Wherever the word "Snap" appears in a line, copy that line.

----- PROVIDED INFORMATION

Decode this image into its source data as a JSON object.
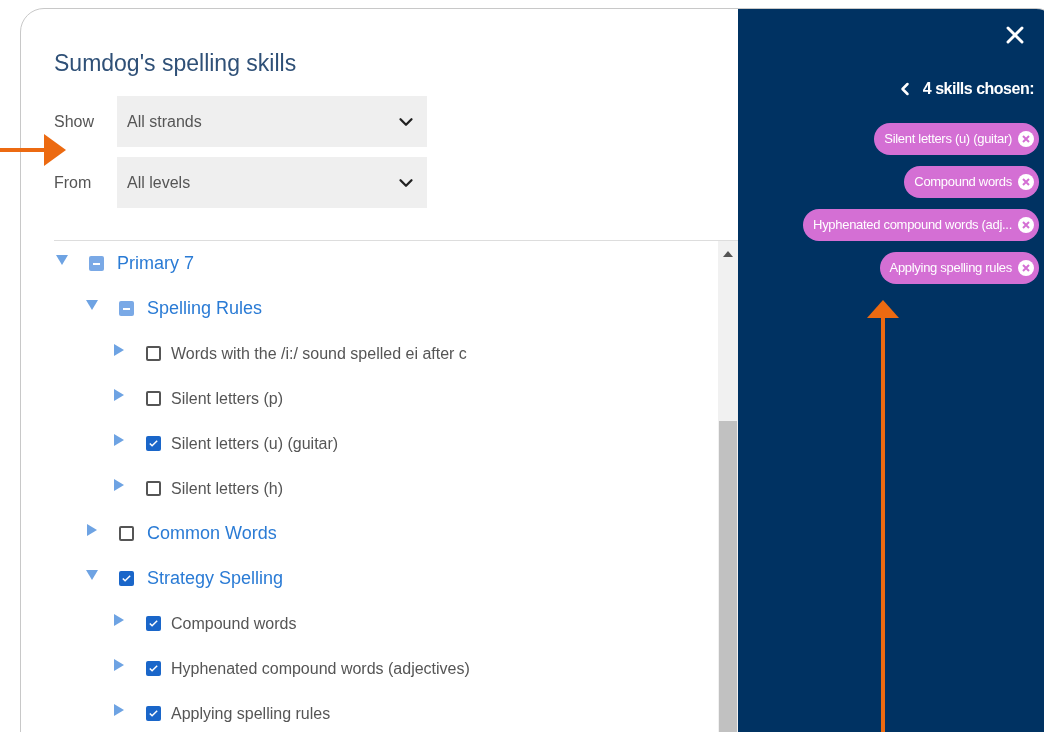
{
  "title": "Sumdog's spelling skills",
  "filters": [
    {
      "label": "Show",
      "value": "All strands"
    },
    {
      "label": "From",
      "value": "All levels"
    }
  ],
  "tree": [
    {
      "label": "Primary 7",
      "expanded": true,
      "partial": true,
      "children": [
        {
          "label": "Spelling Rules",
          "expanded": true,
          "partial": true,
          "children": [
            {
              "label": "Words with the /i:/ sound spelled ei after c",
              "expanded": false,
              "checked": false
            },
            {
              "label": "Silent letters (p)",
              "expanded": false,
              "checked": false
            },
            {
              "label": "Silent letters (u) (guitar)",
              "expanded": false,
              "checked": true
            },
            {
              "label": "Silent letters (h)",
              "expanded": false,
              "checked": false
            }
          ]
        },
        {
          "label": "Common Words",
          "expanded": false,
          "checked": false
        },
        {
          "label": "Strategy Spelling",
          "expanded": true,
          "checked": true,
          "children": [
            {
              "label": "Compound words",
              "expanded": false,
              "checked": true
            },
            {
              "label": "Hyphenated compound words (adjectives)",
              "expanded": false,
              "checked": true
            },
            {
              "label": "Applying spelling rules",
              "expanded": false,
              "checked": true
            }
          ]
        }
      ]
    }
  ],
  "chosen": {
    "heading": "4 skills chosen:",
    "chips": [
      "Silent letters (u) (guitar)",
      "Compound words",
      "Hyphenated compound words (adj...",
      "Applying spelling rules"
    ]
  }
}
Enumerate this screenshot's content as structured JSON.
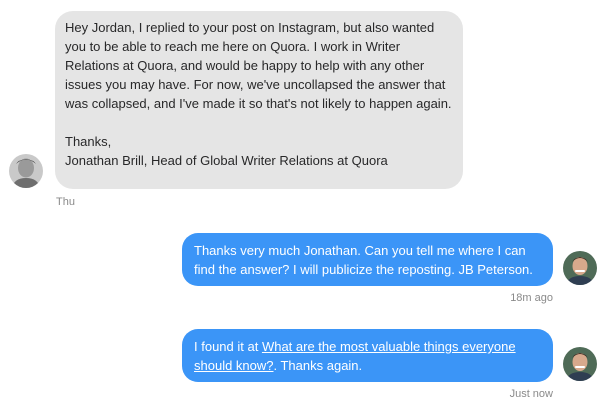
{
  "messages": [
    {
      "direction": "incoming",
      "paragraphs": [
        "Hey Jordan, I replied to your post on Instagram, but also wanted you to be able to reach me here on Quora. I work in Writer Relations at Quora, and would be happy to help with any other issues you may have. For now, we've uncollapsed the answer that was collapsed, and I've made it so that's not likely to happen again.",
        "Thanks,",
        "Jonathan Brill, Head of Global Writer Relations at Quora"
      ],
      "timestamp": "Thu",
      "avatar_icon": "avatar-jonathan-icon"
    },
    {
      "direction": "outgoing",
      "text": "Thanks very much Jonathan. Can you tell me where I can find the answer? I will publicize the reposting. JB Peterson.",
      "timestamp": "18m ago",
      "avatar_icon": "avatar-jordan-icon"
    },
    {
      "direction": "outgoing",
      "text_before": "I found it at ",
      "link_text": "What are the most valuable things everyone should know?",
      "text_after": ". Thanks again.",
      "timestamp": "Just now",
      "avatar_icon": "avatar-jordan-icon"
    }
  ],
  "colors": {
    "incoming_bubble": "#e5e5e5",
    "outgoing_bubble": "#3b95f7",
    "timestamp": "#8a8a8a"
  }
}
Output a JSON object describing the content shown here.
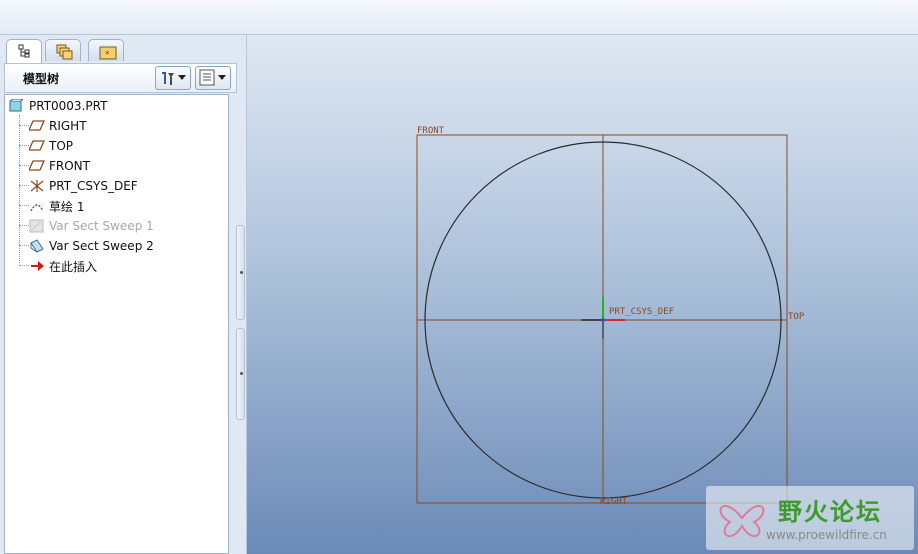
{
  "toolbar_message": "",
  "tabs": [
    {
      "icon": "model-tree-tab-icon"
    },
    {
      "icon": "layers-tab-icon"
    },
    {
      "icon": "favorites-folder-tab-icon"
    }
  ],
  "panel": {
    "title": "模型树",
    "settings_icon": "tree-settings-icon",
    "columns_icon": "tree-columns-icon"
  },
  "tree": {
    "root": "PRT0003.PRT",
    "items": [
      {
        "label": "RIGHT",
        "icon": "datum-plane-icon",
        "disabled": false
      },
      {
        "label": "TOP",
        "icon": "datum-plane-icon",
        "disabled": false
      },
      {
        "label": "FRONT",
        "icon": "datum-plane-icon",
        "disabled": false
      },
      {
        "label": "PRT_CSYS_DEF",
        "icon": "coordinate-system-icon",
        "disabled": false
      },
      {
        "label": "草绘 1",
        "icon": "sketch-icon",
        "disabled": false
      },
      {
        "label": "Var Sect Sweep 1",
        "icon": "var-sect-sweep-icon",
        "disabled": true
      },
      {
        "label": "Var Sect Sweep 2",
        "icon": "var-sect-sweep-icon",
        "disabled": false
      },
      {
        "label": "在此插入",
        "icon": "insert-here-arrow-icon",
        "disabled": false
      }
    ]
  },
  "viewport": {
    "labels": {
      "front": "FRONT",
      "top": "TOP",
      "right": "RIGHT",
      "csys": "PRT_CSYS_DEF"
    },
    "colors": {
      "datum": "#8a4a1c",
      "sketch": "#2b2b2b"
    }
  },
  "watermark": {
    "title": "野火论坛",
    "url": "www.proewildfire.cn"
  }
}
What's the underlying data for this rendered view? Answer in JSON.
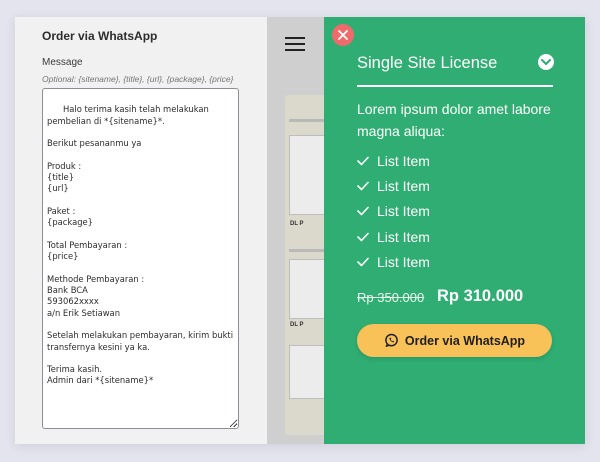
{
  "settings_panel": {
    "title": "Order via WhatsApp",
    "message_label": "Message",
    "message_hint": "Optional: {sitename}, {title}, {url}, {package}, {price}",
    "message_value": "Halo terima kasih telah melakukan pembelian di *{sitename}*.\n\nBerikut pesananmu ya\n\nProduk :\n{title}\n{url}\n\nPaket :\n{package}\n\nTotal Pembayaran :\n{price}\n\nMethode Pembayaran :\nBank BCA\n593062xxxx\na/n Erik Setiawan\n\nSetelah melakukan pembayaran, kirim bukti transfernya kesini ya ka.\n\nTerima kasih.\nAdmin dari *{sitename}*"
  },
  "preview": {
    "tags": [
      "DL P",
      "DL P"
    ]
  },
  "popup": {
    "title": "Single Site License",
    "description": "Lorem ipsum dolor amet labore magna aliqua:",
    "features": [
      "List Item",
      "List Item",
      "List Item",
      "List Item",
      "List Item"
    ],
    "price_old": "Rp 350.000",
    "price_new": "Rp 310.000",
    "order_button": "Order via WhatsApp"
  },
  "icons": {
    "close": "close-icon",
    "toggle": "chevron-down-icon",
    "feature": "check-icon",
    "whatsapp": "whatsapp-icon",
    "menu": "hamburger-icon"
  },
  "colors": {
    "popup_bg": "#2fad72",
    "button_bg": "#f8c259",
    "close_bg": "#ef6b6b"
  }
}
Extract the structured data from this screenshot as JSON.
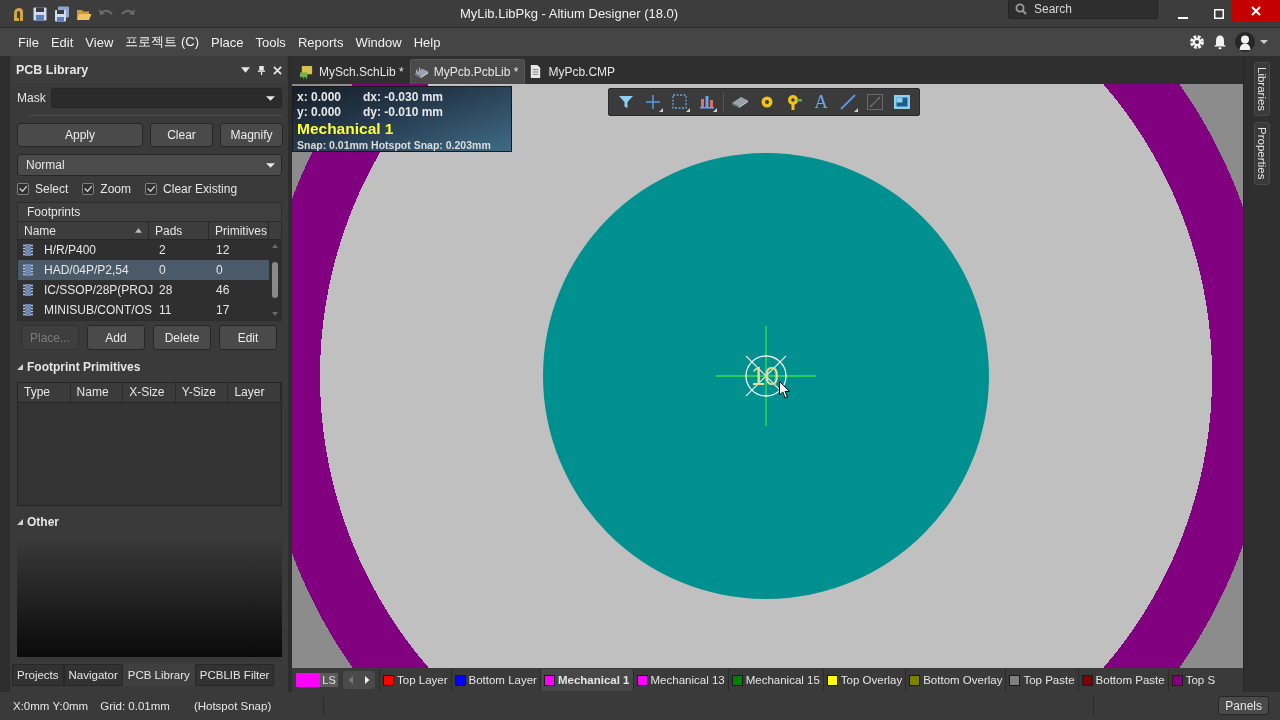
{
  "window": {
    "title": "MyLib.LibPkg - Altium Designer (18.0)",
    "search": {
      "placeholder": "Search"
    }
  },
  "menu": [
    "File",
    "Edit",
    "View",
    "프로젝트 (C)",
    "Place",
    "Tools",
    "Reports",
    "Window",
    "Help"
  ],
  "panel": {
    "title": "PCB Library",
    "mask_label": "Mask",
    "filter_buttons": [
      "Apply",
      "Clear",
      "Magnify"
    ],
    "mode": "Normal",
    "options": [
      {
        "label": "Select",
        "checked": true
      },
      {
        "label": "Zoom",
        "checked": true
      },
      {
        "label": "Clear Existing",
        "checked": true
      }
    ],
    "footprints": {
      "title": "Footprints",
      "columns": [
        "Name",
        "Pads",
        "Primitives"
      ],
      "rows": [
        {
          "name": "H/R/P400",
          "pads": "2",
          "primitives": "12",
          "selected": false
        },
        {
          "name": "HAD/04P/P2,54",
          "pads": "0",
          "primitives": "0",
          "selected": true
        },
        {
          "name": "IC/SSOP/28P(PROJ",
          "pads": "28",
          "primitives": "46",
          "selected": false
        },
        {
          "name": "MINISUB/CONT/OS",
          "pads": "11",
          "primitives": "17",
          "selected": false
        }
      ]
    },
    "footprint_buttons": [
      {
        "label": "Place...",
        "disabled": true
      },
      {
        "label": "Add",
        "disabled": false
      },
      {
        "label": "Delete",
        "disabled": false
      },
      {
        "label": "Edit",
        "disabled": false
      }
    ],
    "primitives": {
      "title": "Footprint Primitives",
      "expanded": true,
      "columns": [
        "Type",
        "Name",
        "X-Size",
        "Y-Size",
        "Layer"
      ]
    },
    "other": {
      "title": "Other",
      "expanded": true
    }
  },
  "panel_tabs": [
    {
      "label": "Projects",
      "selected": false
    },
    {
      "label": "Navigator",
      "selected": false
    },
    {
      "label": "PCB Library",
      "selected": true
    },
    {
      "label": "PCBLIB Filter",
      "selected": false
    }
  ],
  "document_tabs": [
    {
      "label": "MySch.SchLib *",
      "kind": "schlib",
      "selected": false
    },
    {
      "label": "MyPcb.PcbLib *",
      "kind": "pcblib",
      "selected": true
    },
    {
      "label": "MyPcb.CMP",
      "kind": "document",
      "selected": false
    }
  ],
  "hud": {
    "rows": [
      {
        "position": "x: 0.000",
        "delta": "dx: -0.030 mm"
      },
      {
        "position": "y: 0.000",
        "delta": "dy: -0.010 mm"
      }
    ],
    "layer": "Mechanical 1",
    "snap": "Snap: 0.01mm Hotspot Snap: 0.203mm"
  },
  "toolbar": {
    "text_tool": "A"
  },
  "canvas": {
    "marker_label": "10"
  },
  "side_tabs": [
    "Libraries",
    "Properties"
  ],
  "layer_bar": {
    "set_button": "LS",
    "layers": [
      {
        "name": "Top Layer",
        "color": "#ff0000",
        "selected": false
      },
      {
        "name": "Bottom Layer",
        "color": "#0000ff",
        "selected": false
      },
      {
        "name": "Mechanical 1",
        "color": "#ff00ff",
        "selected": true
      },
      {
        "name": "Mechanical 13",
        "color": "#ff00ff",
        "selected": false
      },
      {
        "name": "Mechanical 15",
        "color": "#008000",
        "selected": false
      },
      {
        "name": "Top Overlay",
        "color": "#ffff00",
        "selected": false
      },
      {
        "name": "Bottom Overlay",
        "color": "#808000",
        "selected": false
      },
      {
        "name": "Top Paste",
        "color": "#808080",
        "selected": false
      },
      {
        "name": "Bottom Paste",
        "color": "#800000",
        "selected": false
      },
      {
        "name": "Top S",
        "color": "#800080",
        "selected": false
      }
    ]
  },
  "status": {
    "fields": [
      "X:0mm Y:0mm",
      "Grid: 0.01mm",
      "(Hotspot Snap)"
    ],
    "panels_button": "Panels"
  }
}
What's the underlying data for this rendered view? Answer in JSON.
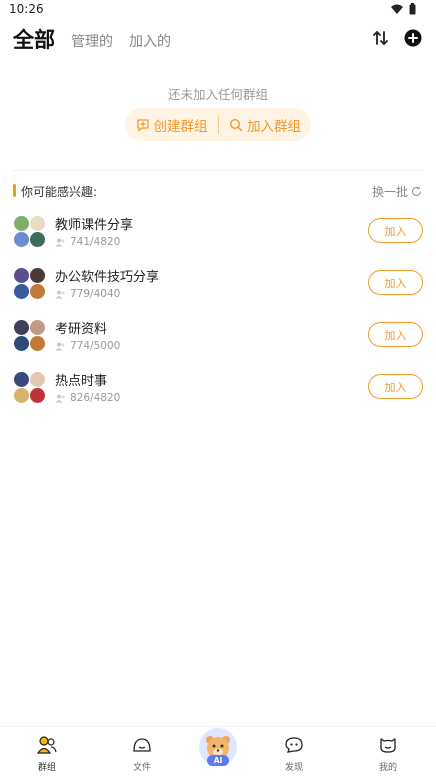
{
  "status_bar": {
    "time": "10:26"
  },
  "tabs": [
    {
      "label": "全部",
      "active": true
    },
    {
      "label": "管理的",
      "active": false
    },
    {
      "label": "加入的",
      "active": false
    }
  ],
  "empty": {
    "message": "还未加入任何群组",
    "create_label": "创建群组",
    "join_label": "加入群组"
  },
  "suggest": {
    "title": "你可能感兴趣:",
    "refresh_label": "换一批"
  },
  "groups": [
    {
      "name": "教师课件分享",
      "members": "741/4820",
      "join_label": "加入",
      "avatar_colors": [
        "#7fae6b",
        "#e9dcc3",
        "#6a8bd0",
        "#3d6b5c"
      ]
    },
    {
      "name": "办公软件技巧分享",
      "members": "779/4040",
      "join_label": "加入",
      "avatar_colors": [
        "#5a4e8c",
        "#4a3a3a",
        "#3b5a9c",
        "#c27a3a"
      ]
    },
    {
      "name": "考研资料",
      "members": "774/5000",
      "join_label": "加入",
      "avatar_colors": [
        "#3f3f5a",
        "#c29a8a",
        "#2f4a7a",
        "#c07a3a"
      ]
    },
    {
      "name": "热点时事",
      "members": "826/4820",
      "join_label": "加入",
      "avatar_colors": [
        "#3a4a7a",
        "#e3c7b5",
        "#d8b36a",
        "#c0323a"
      ]
    }
  ],
  "bottom_nav": {
    "groups": "群组",
    "files": "文件",
    "ai": "AI",
    "discover": "发现",
    "mine": "我的"
  },
  "colors": {
    "accent": "#f09a2a",
    "pill_bg": "#fff4e4"
  }
}
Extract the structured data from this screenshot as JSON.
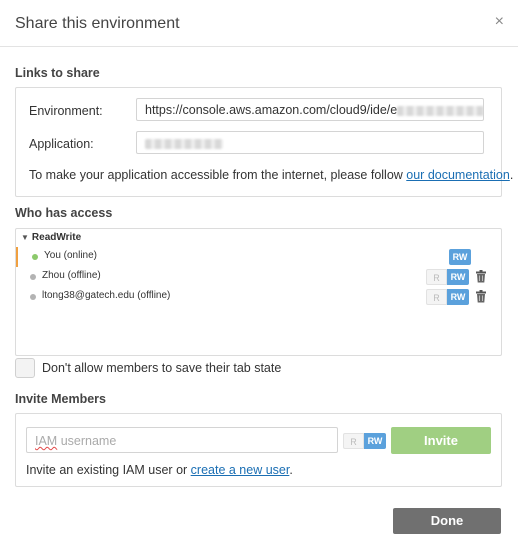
{
  "dialog": {
    "title": "Share this environment",
    "close_glyph": "×"
  },
  "links": {
    "section_title": "Links to share",
    "environment_label": "Environment:",
    "environment_value": "https://console.aws.amazon.com/cloud9/ide/e",
    "application_label": "Application:",
    "info_text": "To make your application accessible from the internet, please follow ",
    "info_link": "our documentation",
    "info_end": "."
  },
  "access": {
    "section_title": "Who has access",
    "group_label": "ReadWrite",
    "members": [
      {
        "name": "You (online)",
        "status_color": "#8cc96b",
        "show_r": false,
        "permission": "RW",
        "removable": false
      },
      {
        "name": "Zhou (offline)",
        "status_color": "#b3b3b3",
        "show_r": true,
        "permission": "RW",
        "removable": true
      },
      {
        "name": "ltong38@gatech.edu (offline)",
        "status_color": "#b3b3b3",
        "show_r": true,
        "permission": "RW",
        "removable": true
      }
    ],
    "r_label": "R",
    "rw_label": "RW"
  },
  "tab_state": {
    "label": "Don't allow members to save their tab state",
    "checked": false
  },
  "invite": {
    "section_title": "Invite Members",
    "input_placeholder_prefix": "IAM",
    "input_placeholder_rest": " username",
    "r_label": "R",
    "rw_label": "RW",
    "button_label": "Invite",
    "hint_text": "Invite an existing IAM user or ",
    "hint_link": "create a new user",
    "hint_end": "."
  },
  "footer": {
    "done_label": "Done"
  },
  "colors": {
    "accent_blue": "#5ba1dc",
    "invite_green": "#a0cf82",
    "done_gray": "#707070",
    "online_green": "#8cc96b",
    "offline_gray": "#b3b3b3",
    "active_marker": "#f0a040"
  }
}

----------

▶ [CORRECT ANSWER]
    "snap": "Snap: 0.01mm Hotspot Snap: 0.203mm"
      "(Hotspot Snap)"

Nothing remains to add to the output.